Job:
Gather every line that includes the word "name", please.

(Figure data in JSON)
+++

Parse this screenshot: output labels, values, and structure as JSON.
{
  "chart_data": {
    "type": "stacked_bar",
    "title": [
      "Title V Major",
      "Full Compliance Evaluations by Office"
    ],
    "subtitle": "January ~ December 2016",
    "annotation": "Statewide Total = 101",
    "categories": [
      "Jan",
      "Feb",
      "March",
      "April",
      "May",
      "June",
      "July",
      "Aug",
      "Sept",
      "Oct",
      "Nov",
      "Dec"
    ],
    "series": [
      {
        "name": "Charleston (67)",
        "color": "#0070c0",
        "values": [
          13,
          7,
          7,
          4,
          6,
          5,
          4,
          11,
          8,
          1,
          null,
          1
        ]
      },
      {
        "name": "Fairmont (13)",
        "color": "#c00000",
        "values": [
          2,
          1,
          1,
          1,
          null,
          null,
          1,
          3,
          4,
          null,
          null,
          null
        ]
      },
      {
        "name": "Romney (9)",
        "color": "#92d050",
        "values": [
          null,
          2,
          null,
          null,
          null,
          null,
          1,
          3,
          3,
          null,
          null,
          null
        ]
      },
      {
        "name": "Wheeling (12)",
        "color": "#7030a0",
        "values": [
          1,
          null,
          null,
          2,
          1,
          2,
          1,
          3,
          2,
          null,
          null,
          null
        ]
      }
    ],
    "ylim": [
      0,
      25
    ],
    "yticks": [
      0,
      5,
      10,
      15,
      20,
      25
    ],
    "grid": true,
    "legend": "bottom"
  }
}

+++

Complete output:
        "name": "Charleston (67)",
        "name": "Fairmont (13)",
        "name": "Romney (9)",
        "name": "Wheeling (12)",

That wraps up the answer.